→ **Aim**: A verbatim copy of the records is required, with all pictures left out.

═══

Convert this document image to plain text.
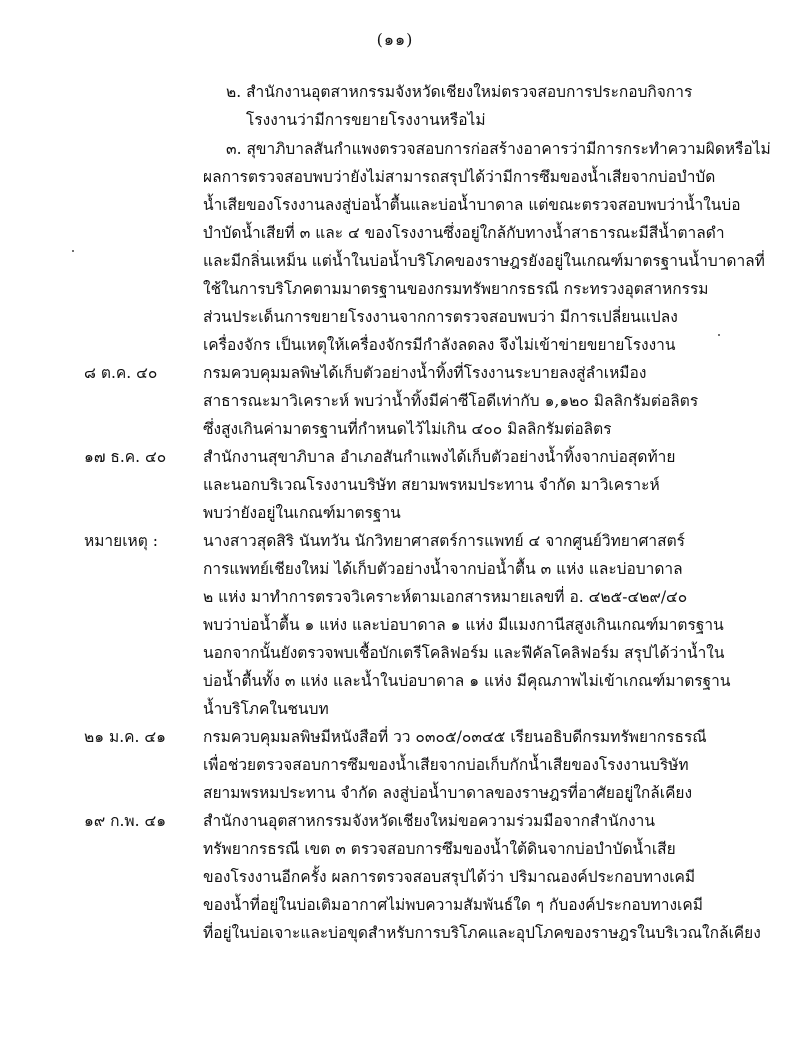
(๑๑)
๒. สำนักงานอุตสาหกรรมจังหวัดเชียงใหม่ตรวจสอบการประกอบกิจการ
โรงงานว่ามีการขยายโรงงานหรือไม่
๓. สุขาภิบาลสันกำแพงตรวจสอบการก่อสร้างอาคารว่ามีการกระทำความผิดหรือไม่
ผลการตรวจสอบพบว่ายังไม่สามารถสรุปได้ว่ามีการซึมของน้ำเสียจากบ่อบำบัด
น้ำเสียของโรงงานลงสู่บ่อน้ำตื้นและบ่อน้ำบาดาล แต่ขณะตรวจสอบพบว่าน้ำในบ่อ
บำบัดน้ำเสียที่ ๓ และ ๔ ของโรงงานซึ่งอยู่ใกล้กับทางน้ำสาธารณะมีสีน้ำตาลดำ
และมีกลิ่นเหม็น แต่น้ำในบ่อน้ำบริโภคของราษฎรยังอยู่ในเกณฑ์มาตรฐานน้ำบาดาลที่
ใช้ในการบริโภคตามมาตรฐานของกรมทรัพยากรธรณี กระทรวงอุตสาหกรรม
ส่วนประเด็นการขยายโรงงานจากการตรวจสอบพบว่า มีการเปลี่ยนแปลง
เครื่องจักร เป็นเหตุให้เครื่องจักรมีกำลังลดลง จึงไม่เข้าข่ายขยายโรงงาน
๘ ต.ค. ๔๐	กรมควบคุมมลพิษได้เก็บตัวอย่างน้ำทิ้งที่โรงงานระบายลงสู่ลำเหมือง
สาธารณะมาวิเคราะห์ พบว่าน้ำทิ้งมีค่าซีโอดีเท่ากับ ๑,๑๒๐ มิลลิกรัมต่อลิตร
ซึ่งสูงเกินค่ามาตรฐานที่กำหนดไว้ไม่เกิน ๔๐๐ มิลลิกรัมต่อลิตร
๑๗ ธ.ค. ๔๐ สำนักงานสุขาภิบาล อำเภอสันกำแพงได้เก็บตัวอย่างน้ำทิ้งจากบ่อสุดท้าย
และนอกบริเวณโรงงานบริษัท สยามพรหมประทาน จำกัด มาวิเคราะห์
พบว่ายังอยู่ในเกณฑ์มาตรฐาน
หมายเหตุ :	นางสาวสุดสิริ นันทวัน นักวิทยาศาสตร์การแพทย์ ๔ จากศูนย์วิทยาศาสตร์
การแพทย์เชียงใหม่ ได้เก็บตัวอย่างน้ำจากบ่อน้ำตื้น ๓ แห่ง และบ่อบาดาล
๒ แห่ง มาทำการตรวจวิเคราะห์ตามเอกสารหมายเลขที่ อ. ๔๒๕-๔๒๙/๔๐
พบว่าบ่อน้ำตื้น ๑ แห่ง และบ่อบาดาล ๑ แห่ง มีแมงกานีสสูงเกินเกณฑ์มาตรฐาน
นอกจากนั้นยังตรวจพบเชื้อบักเตรีโคลิฟอร์ม และฟีคัลโคลิฟอร์ม สรุปได้ว่าน้ำใน
บ่อน้ำตื้นทั้ง ๓ แห่ง และน้ำในบ่อบาดาล ๑ แห่ง มีคุณภาพไม่เข้าเกณฑ์มาตรฐาน
น้ำบริโภคในชนบท
๒๑ ม.ค. ๔๑ กรมควบคุมมลพิษมีหนังสือที่ วว ๐๓๐๕/๐๓๔๕ เรียนอธิบดีกรมทรัพยากรธรณี
เพื่อช่วยตรวจสอบการซึมของน้ำเสียจากบ่อเก็บกักน้ำเสียของโรงงานบริษัท
สยามพรหมประทาน จำกัด ลงสู่บ่อน้ำบาดาลของราษฎรที่อาศัยอยู่ใกล้เคียง
๑๙ ก.พ. ๔๑ สำนักงานอุตสาหกรรมจังหวัดเชียงใหม่ขอความร่วมมือจากสำนักงาน
ทรัพยากรธรณี เขต ๓ ตรวจสอบการซึมของน้ำใต้ดินจากบ่อบำบัดน้ำเสีย
ของโรงงานอีกครั้ง ผลการตรวจสอบสรุปได้ว่า ปริมาณองค์ประกอบทางเคมี
ของน้ำที่อยู่ในบ่อเติมอากาศไม่พบความสัมพันธ์ใด ๆ กับองค์ประกอบทางเคมี
ที่อยู่ในบ่อเจาะและบ่อขุดสำหรับการบริโภคและอุปโภคของราษฎรในบริเวณใกล้เคียง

═══

→ **Exercise response**:
Convert this document image to plain text.
(๑๑)
๒. สำนักงานอุตสาหกรรมจังหวัดเชียงใหม่ตรวจสอบการประกอบกิจการ
โรงงานว่ามีการขยายโรงงานหรือไม่
๓. สุขาภิบาลสันกำแพงตรวจสอบการก่อสร้างอาคารว่ามีการกระทำความผิดหรือไม่
ผลการตรวจสอบพบว่ายังไม่สามารถสรุปได้ว่ามีการซึมของน้ำเสียจากบ่อบำบัด
น้ำเสียของโรงงานลงสู่บ่อน้ำตื้นและบ่อน้ำบาดาล แต่ขณะตรวจสอบพบว่าน้ำในบ่อ
บำบัดน้ำเสียที่ ๓ และ ๔ ของโรงงานซึ่งอยู่ใกล้กับทางน้ำสาธารณะมีสีน้ำตาลดำ
และมีกลิ่นเหม็น แต่น้ำในบ่อน้ำบริโภคของราษฎรยังอยู่ในเกณฑ์มาตรฐานน้ำบาดาลที่
ใช้ในการบริโภคตามมาตรฐานของกรมทรัพยากรธรณี กระทรวงอุตสาหกรรม
ส่วนประเด็นการขยายโรงงานจากการตรวจสอบพบว่า มีการเปลี่ยนแปลง
เครื่องจักร เป็นเหตุให้เครื่องจักรมีกำลังลดลง จึงไม่เข้าข่ายขยายโรงงาน
๘ ต.ค. ๔๐	กรมควบคุมมลพิษได้เก็บตัวอย่างน้ำทิ้งที่โรงงานระบายลงสู่ลำเหมือง
สาธารณะมาวิเคราะห์ พบว่าน้ำทิ้งมีค่าซีโอดีเท่ากับ ๑,๑๒๐ มิลลิกรัมต่อลิตร
ซึ่งสูงเกินค่ามาตรฐานที่กำหนดไว้ไม่เกิน ๔๐๐ มิลลิกรัมต่อลิตร
๑๗ ธ.ค. ๔๐ สำนักงานสุขาภิบาล อำเภอสันกำแพงได้เก็บตัวอย่างน้ำทิ้งจากบ่อสุดท้าย
และนอกบริเวณโรงงานบริษัท สยามพรหมประทาน จำกัด มาวิเคราะห์
พบว่ายังอยู่ในเกณฑ์มาตรฐาน
หมายเหตุ :	นางสาวสุดสิริ นันทวัน นักวิทยาศาสตร์การแพทย์ ๔ จากศูนย์วิทยาศาสตร์
การแพทย์เชียงใหม่ ได้เก็บตัวอย่างน้ำจากบ่อน้ำตื้น ๓ แห่ง และบ่อบาดาล
๒ แห่ง มาทำการตรวจวิเคราะห์ตามเอกสารหมายเลขที่ อ. ๔๒๕-๔๒๙/๔๐
พบว่าบ่อน้ำตื้น ๑ แห่ง และบ่อบาดาล ๑ แห่ง มีแมงกานีสสูงเกินเกณฑ์มาตรฐาน
นอกจากนั้นยังตรวจพบเชื้อบักเตรีโคลิฟอร์ม และฟีคัลโคลิฟอร์ม สรุปได้ว่าน้ำใน
บ่อน้ำตื้นทั้ง ๓ แห่ง และน้ำในบ่อบาดาล ๑ แห่ง มีคุณภาพไม่เข้าเกณฑ์มาตรฐาน
น้ำบริโภคในชนบท
๒๑ ม.ค. ๔๑ กรมควบคุมมลพิษมีหนังสือที่ วว ๐๓๐๕/๐๓๔๕ เรียนอธิบดีกรมทรัพยากรธรณี
เพื่อช่วยตรวจสอบการซึมของน้ำเสียจากบ่อเก็บกักน้ำเสียของโรงงานบริษัท
สยามพรหมประทาน จำกัด ลงสู่บ่อน้ำบาดาลของราษฎรที่อาศัยอยู่ใกล้เคียง
๑๙ ก.พ. ๔๑ สำนักงานอุตสาหกรรมจังหวัดเชียงใหม่ขอความร่วมมือจากสำนักงาน
ทรัพยากรธรณี เขต ๓ ตรวจสอบการซึมของน้ำใต้ดินจากบ่อบำบัดน้ำเสีย
ของโรงงานอีกครั้ง ผลการตรวจสอบสรุปได้ว่า ปริมาณองค์ประกอบทางเคมี
ของน้ำที่อยู่ในบ่อเติมอากาศไม่พบความสัมพันธ์ใด ๆ กับองค์ประกอบทางเคมี
ที่อยู่ในบ่อเจาะและบ่อขุดสำหรับการบริโภคและอุปโภคของราษฎรในบริเวณใกล้เคียง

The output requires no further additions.